Reproduce the whole listing, character for character.
------ The input ------
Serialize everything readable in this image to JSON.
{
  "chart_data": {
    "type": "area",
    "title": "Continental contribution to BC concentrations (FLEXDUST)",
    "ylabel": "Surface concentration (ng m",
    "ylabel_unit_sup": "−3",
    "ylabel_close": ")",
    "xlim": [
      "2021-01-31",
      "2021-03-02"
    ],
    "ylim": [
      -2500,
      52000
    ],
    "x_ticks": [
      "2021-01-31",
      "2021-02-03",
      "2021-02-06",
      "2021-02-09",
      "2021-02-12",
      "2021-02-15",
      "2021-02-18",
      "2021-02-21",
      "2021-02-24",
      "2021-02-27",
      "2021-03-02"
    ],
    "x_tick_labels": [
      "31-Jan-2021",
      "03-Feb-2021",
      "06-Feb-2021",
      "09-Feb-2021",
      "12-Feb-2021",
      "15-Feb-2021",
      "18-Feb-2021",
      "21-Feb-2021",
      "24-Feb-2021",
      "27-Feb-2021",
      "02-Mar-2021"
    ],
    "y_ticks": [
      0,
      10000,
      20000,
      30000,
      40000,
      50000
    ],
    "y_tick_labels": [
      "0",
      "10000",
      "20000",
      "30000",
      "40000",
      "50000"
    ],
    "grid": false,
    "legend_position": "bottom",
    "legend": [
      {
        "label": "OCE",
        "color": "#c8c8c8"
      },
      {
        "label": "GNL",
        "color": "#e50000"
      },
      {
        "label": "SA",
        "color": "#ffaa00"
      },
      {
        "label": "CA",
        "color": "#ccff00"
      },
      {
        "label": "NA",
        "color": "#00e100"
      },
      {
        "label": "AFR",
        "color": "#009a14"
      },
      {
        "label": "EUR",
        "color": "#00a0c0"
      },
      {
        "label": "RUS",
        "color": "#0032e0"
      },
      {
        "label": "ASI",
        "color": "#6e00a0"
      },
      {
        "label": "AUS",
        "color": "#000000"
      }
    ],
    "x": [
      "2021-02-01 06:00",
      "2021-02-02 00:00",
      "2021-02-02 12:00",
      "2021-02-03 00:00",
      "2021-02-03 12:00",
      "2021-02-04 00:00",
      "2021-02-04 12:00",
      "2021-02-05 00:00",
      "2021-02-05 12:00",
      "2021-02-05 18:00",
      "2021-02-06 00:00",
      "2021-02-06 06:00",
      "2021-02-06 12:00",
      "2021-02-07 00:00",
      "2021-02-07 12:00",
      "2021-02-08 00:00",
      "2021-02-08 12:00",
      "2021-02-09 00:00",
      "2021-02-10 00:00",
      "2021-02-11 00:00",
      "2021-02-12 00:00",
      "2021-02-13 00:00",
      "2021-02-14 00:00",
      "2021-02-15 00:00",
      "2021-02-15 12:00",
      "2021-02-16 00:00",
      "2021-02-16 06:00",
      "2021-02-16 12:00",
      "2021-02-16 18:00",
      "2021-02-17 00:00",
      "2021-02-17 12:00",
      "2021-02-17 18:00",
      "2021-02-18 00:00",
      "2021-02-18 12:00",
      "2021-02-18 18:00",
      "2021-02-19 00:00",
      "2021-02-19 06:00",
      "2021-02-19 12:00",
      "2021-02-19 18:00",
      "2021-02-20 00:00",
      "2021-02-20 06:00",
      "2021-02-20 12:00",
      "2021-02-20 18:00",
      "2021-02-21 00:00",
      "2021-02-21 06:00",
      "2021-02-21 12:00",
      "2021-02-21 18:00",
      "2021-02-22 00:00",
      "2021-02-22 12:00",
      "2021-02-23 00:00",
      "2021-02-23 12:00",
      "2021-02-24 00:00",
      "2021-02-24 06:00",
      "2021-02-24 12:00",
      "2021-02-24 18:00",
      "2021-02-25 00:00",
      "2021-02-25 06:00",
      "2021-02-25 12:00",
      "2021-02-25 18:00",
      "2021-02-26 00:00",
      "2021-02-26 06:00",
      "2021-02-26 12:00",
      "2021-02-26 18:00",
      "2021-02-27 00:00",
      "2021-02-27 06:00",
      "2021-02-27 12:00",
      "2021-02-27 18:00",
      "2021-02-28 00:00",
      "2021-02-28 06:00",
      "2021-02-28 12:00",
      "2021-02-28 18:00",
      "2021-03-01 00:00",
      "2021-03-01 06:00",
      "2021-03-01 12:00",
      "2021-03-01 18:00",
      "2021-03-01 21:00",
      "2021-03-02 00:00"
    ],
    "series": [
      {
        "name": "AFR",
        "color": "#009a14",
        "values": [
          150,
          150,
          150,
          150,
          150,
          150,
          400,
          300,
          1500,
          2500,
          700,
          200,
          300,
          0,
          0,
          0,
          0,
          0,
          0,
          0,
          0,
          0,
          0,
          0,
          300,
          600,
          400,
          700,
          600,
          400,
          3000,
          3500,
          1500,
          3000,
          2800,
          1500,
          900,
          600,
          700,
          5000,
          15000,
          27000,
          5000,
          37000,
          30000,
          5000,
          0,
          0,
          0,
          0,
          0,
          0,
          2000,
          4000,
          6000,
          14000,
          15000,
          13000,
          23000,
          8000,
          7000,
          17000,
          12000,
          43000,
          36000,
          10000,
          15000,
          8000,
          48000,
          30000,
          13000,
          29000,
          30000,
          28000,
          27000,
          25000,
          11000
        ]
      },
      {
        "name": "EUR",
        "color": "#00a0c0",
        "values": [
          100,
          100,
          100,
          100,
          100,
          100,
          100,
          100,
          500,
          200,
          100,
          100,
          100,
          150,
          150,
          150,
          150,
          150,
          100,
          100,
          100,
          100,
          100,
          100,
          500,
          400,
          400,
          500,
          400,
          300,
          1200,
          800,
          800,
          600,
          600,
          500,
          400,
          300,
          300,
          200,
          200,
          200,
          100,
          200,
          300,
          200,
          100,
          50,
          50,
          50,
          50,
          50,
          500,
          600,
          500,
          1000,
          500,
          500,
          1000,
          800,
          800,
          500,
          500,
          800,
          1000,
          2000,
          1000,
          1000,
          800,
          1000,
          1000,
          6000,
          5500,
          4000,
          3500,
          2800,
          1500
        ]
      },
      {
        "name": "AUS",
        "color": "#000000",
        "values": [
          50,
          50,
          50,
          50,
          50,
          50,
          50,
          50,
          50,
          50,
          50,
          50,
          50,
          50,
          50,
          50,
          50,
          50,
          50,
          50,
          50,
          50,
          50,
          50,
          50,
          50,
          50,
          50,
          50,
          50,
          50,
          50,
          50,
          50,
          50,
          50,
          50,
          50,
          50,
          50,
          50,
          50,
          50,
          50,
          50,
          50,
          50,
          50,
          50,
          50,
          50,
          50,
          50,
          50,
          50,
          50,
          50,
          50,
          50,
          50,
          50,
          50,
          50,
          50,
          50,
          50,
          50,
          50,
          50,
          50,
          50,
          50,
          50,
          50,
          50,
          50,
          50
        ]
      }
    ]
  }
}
------
* _Complete answer_
Serialize everything readable in this image to JSON.
{
  "chart_data": {
    "type": "area",
    "title": "Continental contribution to BC concentrations (FLEXDUST)",
    "ylabel": "Surface concentration (ng m",
    "ylabel_unit_sup": "−3",
    "ylabel_close": ")",
    "xlim": [
      "2021-01-31",
      "2021-03-02"
    ],
    "ylim": [
      -2500,
      52000
    ],
    "x_ticks": [
      "2021-01-31",
      "2021-02-03",
      "2021-02-06",
      "2021-02-09",
      "2021-02-12",
      "2021-02-15",
      "2021-02-18",
      "2021-02-21",
      "2021-02-24",
      "2021-02-27",
      "2021-03-02"
    ],
    "x_tick_labels": [
      "31-Jan-2021",
      "03-Feb-2021",
      "06-Feb-2021",
      "09-Feb-2021",
      "12-Feb-2021",
      "15-Feb-2021",
      "18-Feb-2021",
      "21-Feb-2021",
      "24-Feb-2021",
      "27-Feb-2021",
      "02-Mar-2021"
    ],
    "y_ticks": [
      0,
      10000,
      20000,
      30000,
      40000,
      50000
    ],
    "y_tick_labels": [
      "0",
      "10000",
      "20000",
      "30000",
      "40000",
      "50000"
    ],
    "grid": false,
    "legend_position": "bottom",
    "legend": [
      {
        "label": "OCE",
        "color": "#c8c8c8"
      },
      {
        "label": "GNL",
        "color": "#e50000"
      },
      {
        "label": "SA",
        "color": "#ffaa00"
      },
      {
        "label": "CA",
        "color": "#ccff00"
      },
      {
        "label": "NA",
        "color": "#00e100"
      },
      {
        "label": "AFR",
        "color": "#009a14"
      },
      {
        "label": "EUR",
        "color": "#00a0c0"
      },
      {
        "label": "RUS",
        "color": "#0032e0"
      },
      {
        "label": "ASI",
        "color": "#6e00a0"
      },
      {
        "label": "AUS",
        "color": "#000000"
      }
    ],
    "x": [
      "2021-02-01 06:00",
      "2021-02-02 00:00",
      "2021-02-02 12:00",
      "2021-02-03 00:00",
      "2021-02-03 12:00",
      "2021-02-04 00:00",
      "2021-02-04 12:00",
      "2021-02-05 00:00",
      "2021-02-05 12:00",
      "2021-02-05 18:00",
      "2021-02-06 00:00",
      "2021-02-06 06:00",
      "2021-02-06 12:00",
      "2021-02-07 00:00",
      "2021-02-07 12:00",
      "2021-02-08 00:00",
      "2021-02-08 12:00",
      "2021-02-09 00:00",
      "2021-02-10 00:00",
      "2021-02-11 00:00",
      "2021-02-12 00:00",
      "2021-02-13 00:00",
      "2021-02-14 00:00",
      "2021-02-15 00:00",
      "2021-02-15 12:00",
      "2021-02-16 00:00",
      "2021-02-16 06:00",
      "2021-02-16 12:00",
      "2021-02-16 18:00",
      "2021-02-17 00:00",
      "2021-02-17 12:00",
      "2021-02-17 18:00",
      "2021-02-18 00:00",
      "2021-02-18 12:00",
      "2021-02-18 18:00",
      "2021-02-19 00:00",
      "2021-02-19 06:00",
      "2021-02-19 12:00",
      "2021-02-19 18:00",
      "2021-02-20 00:00",
      "2021-02-20 06:00",
      "2021-02-20 12:00",
      "2021-02-20 18:00",
      "2021-02-21 00:00",
      "2021-02-21 06:00",
      "2021-02-21 12:00",
      "2021-02-21 18:00",
      "2021-02-22 00:00",
      "2021-02-22 12:00",
      "2021-02-23 00:00",
      "2021-02-23 12:00",
      "2021-02-24 00:00",
      "2021-02-24 06:00",
      "2021-02-24 12:00",
      "2021-02-24 18:00",
      "2021-02-25 00:00",
      "2021-02-25 06:00",
      "2021-02-25 12:00",
      "2021-02-25 18:00",
      "2021-02-26 00:00",
      "2021-02-26 06:00",
      "2021-02-26 12:00",
      "2021-02-26 18:00",
      "2021-02-27 00:00",
      "2021-02-27 06:00",
      "2021-02-27 12:00",
      "2021-02-27 18:00",
      "2021-02-28 00:00",
      "2021-02-28 06:00",
      "2021-02-28 12:00",
      "2021-02-28 18:00",
      "2021-03-01 00:00",
      "2021-03-01 06:00",
      "2021-03-01 12:00",
      "2021-03-01 18:00",
      "2021-03-01 21:00",
      "2021-03-02 00:00"
    ],
    "series": [
      {
        "name": "AFR",
        "color": "#009a14",
        "values": [
          150,
          150,
          150,
          150,
          150,
          150,
          400,
          300,
          1500,
          2500,
          700,
          200,
          300,
          0,
          0,
          0,
          0,
          0,
          0,
          0,
          0,
          0,
          0,
          0,
          300,
          600,
          400,
          700,
          600,
          400,
          3000,
          3500,
          1500,
          3000,
          2800,
          1500,
          900,
          600,
          700,
          5000,
          15000,
          27000,
          5000,
          37000,
          30000,
          5000,
          0,
          0,
          0,
          0,
          0,
          0,
          2000,
          4000,
          6000,
          14000,
          15000,
          13000,
          23000,
          8000,
          7000,
          17000,
          12000,
          43000,
          36000,
          10000,
          15000,
          8000,
          48000,
          30000,
          13000,
          29000,
          30000,
          28000,
          27000,
          25000,
          11000
        ]
      },
      {
        "name": "EUR",
        "color": "#00a0c0",
        "values": [
          100,
          100,
          100,
          100,
          100,
          100,
          100,
          100,
          500,
          200,
          100,
          100,
          100,
          150,
          150,
          150,
          150,
          150,
          100,
          100,
          100,
          100,
          100,
          100,
          500,
          400,
          400,
          500,
          400,
          300,
          1200,
          800,
          800,
          600,
          600,
          500,
          400,
          300,
          300,
          200,
          200,
          200,
          100,
          200,
          300,
          200,
          100,
          50,
          50,
          50,
          50,
          50,
          500,
          600,
          500,
          1000,
          500,
          500,
          1000,
          800,
          800,
          500,
          500,
          800,
          1000,
          2000,
          1000,
          1000,
          800,
          1000,
          1000,
          6000,
          5500,
          4000,
          3500,
          2800,
          1500
        ]
      },
      {
        "name": "AUS",
        "color": "#000000",
        "values": [
          50,
          50,
          50,
          50,
          50,
          50,
          50,
          50,
          50,
          50,
          50,
          50,
          50,
          50,
          50,
          50,
          50,
          50,
          50,
          50,
          50,
          50,
          50,
          50,
          50,
          50,
          50,
          50,
          50,
          50,
          50,
          50,
          50,
          50,
          50,
          50,
          50,
          50,
          50,
          50,
          50,
          50,
          50,
          50,
          50,
          50,
          50,
          50,
          50,
          50,
          50,
          50,
          50,
          50,
          50,
          50,
          50,
          50,
          50,
          50,
          50,
          50,
          50,
          50,
          50,
          50,
          50,
          50,
          50,
          50,
          50,
          50,
          50,
          50,
          50,
          50,
          50
        ]
      }
    ]
  }
}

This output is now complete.